● **Work to complete**: Transcribe the entries that follow, word for word.

Records from a collection of figures:
***

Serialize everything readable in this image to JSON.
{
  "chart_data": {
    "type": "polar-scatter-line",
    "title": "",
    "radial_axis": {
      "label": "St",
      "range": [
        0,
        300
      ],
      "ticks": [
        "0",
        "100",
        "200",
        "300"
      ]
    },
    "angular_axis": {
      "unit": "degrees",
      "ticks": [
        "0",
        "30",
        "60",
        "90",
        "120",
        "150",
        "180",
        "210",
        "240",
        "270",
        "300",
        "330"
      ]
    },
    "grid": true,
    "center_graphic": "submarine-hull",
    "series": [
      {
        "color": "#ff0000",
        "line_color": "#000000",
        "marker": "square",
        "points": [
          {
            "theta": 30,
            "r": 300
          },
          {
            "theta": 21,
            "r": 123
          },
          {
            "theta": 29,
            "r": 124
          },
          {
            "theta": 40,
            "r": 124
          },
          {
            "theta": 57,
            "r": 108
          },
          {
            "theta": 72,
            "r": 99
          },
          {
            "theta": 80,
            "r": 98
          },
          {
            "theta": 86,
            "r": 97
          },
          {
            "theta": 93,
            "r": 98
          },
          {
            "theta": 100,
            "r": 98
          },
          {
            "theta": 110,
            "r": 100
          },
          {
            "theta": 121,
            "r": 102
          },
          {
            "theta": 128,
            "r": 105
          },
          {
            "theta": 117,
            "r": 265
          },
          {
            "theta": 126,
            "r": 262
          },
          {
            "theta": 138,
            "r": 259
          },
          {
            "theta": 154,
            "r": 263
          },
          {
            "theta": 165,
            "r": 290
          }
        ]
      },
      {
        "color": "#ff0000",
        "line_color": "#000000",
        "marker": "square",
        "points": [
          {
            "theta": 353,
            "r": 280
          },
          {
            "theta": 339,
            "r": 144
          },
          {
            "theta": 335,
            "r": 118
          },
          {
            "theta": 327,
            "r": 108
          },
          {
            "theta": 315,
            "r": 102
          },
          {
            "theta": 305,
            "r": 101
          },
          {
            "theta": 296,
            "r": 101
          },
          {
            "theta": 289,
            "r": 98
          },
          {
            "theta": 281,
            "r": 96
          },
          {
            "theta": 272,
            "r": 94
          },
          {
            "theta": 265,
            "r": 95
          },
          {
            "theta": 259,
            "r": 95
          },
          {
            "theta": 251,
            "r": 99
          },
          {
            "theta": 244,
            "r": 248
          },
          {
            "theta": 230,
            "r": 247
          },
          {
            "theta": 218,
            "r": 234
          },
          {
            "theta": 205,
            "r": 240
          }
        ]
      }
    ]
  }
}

***

● **Worked solution**:
Serialize everything readable in this image to JSON.
{
  "chart_data": {
    "type": "polar-scatter-line",
    "title": "",
    "radial_axis": {
      "label": "St",
      "range": [
        0,
        300
      ],
      "ticks": [
        "0",
        "100",
        "200",
        "300"
      ]
    },
    "angular_axis": {
      "unit": "degrees",
      "ticks": [
        "0",
        "30",
        "60",
        "90",
        "120",
        "150",
        "180",
        "210",
        "240",
        "270",
        "300",
        "330"
      ]
    },
    "grid": true,
    "center_graphic": "submarine-hull",
    "series": [
      {
        "color": "#ff0000",
        "line_color": "#000000",
        "marker": "square",
        "points": [
          {
            "theta": 30,
            "r": 300
          },
          {
            "theta": 21,
            "r": 123
          },
          {
            "theta": 29,
            "r": 124
          },
          {
            "theta": 40,
            "r": 124
          },
          {
            "theta": 57,
            "r": 108
          },
          {
            "theta": 72,
            "r": 99
          },
          {
            "theta": 80,
            "r": 98
          },
          {
            "theta": 86,
            "r": 97
          },
          {
            "theta": 93,
            "r": 98
          },
          {
            "theta": 100,
            "r": 98
          },
          {
            "theta": 110,
            "r": 100
          },
          {
            "theta": 121,
            "r": 102
          },
          {
            "theta": 128,
            "r": 105
          },
          {
            "theta": 117,
            "r": 265
          },
          {
            "theta": 126,
            "r": 262
          },
          {
            "theta": 138,
            "r": 259
          },
          {
            "theta": 154,
            "r": 263
          },
          {
            "theta": 165,
            "r": 290
          }
        ]
      },
      {
        "color": "#ff0000",
        "line_color": "#000000",
        "marker": "square",
        "points": [
          {
            "theta": 353,
            "r": 280
          },
          {
            "theta": 339,
            "r": 144
          },
          {
            "theta": 335,
            "r": 118
          },
          {
            "theta": 327,
            "r": 108
          },
          {
            "theta": 315,
            "r": 102
          },
          {
            "theta": 305,
            "r": 101
          },
          {
            "theta": 296,
            "r": 101
          },
          {
            "theta": 289,
            "r": 98
          },
          {
            "theta": 281,
            "r": 96
          },
          {
            "theta": 272,
            "r": 94
          },
          {
            "theta": 265,
            "r": 95
          },
          {
            "theta": 259,
            "r": 95
          },
          {
            "theta": 251,
            "r": 99
          },
          {
            "theta": 244,
            "r": 248
          },
          {
            "theta": 230,
            "r": 247
          },
          {
            "theta": 218,
            "r": 234
          },
          {
            "theta": 205,
            "r": 240
          }
        ]
      }
    ]
  }
}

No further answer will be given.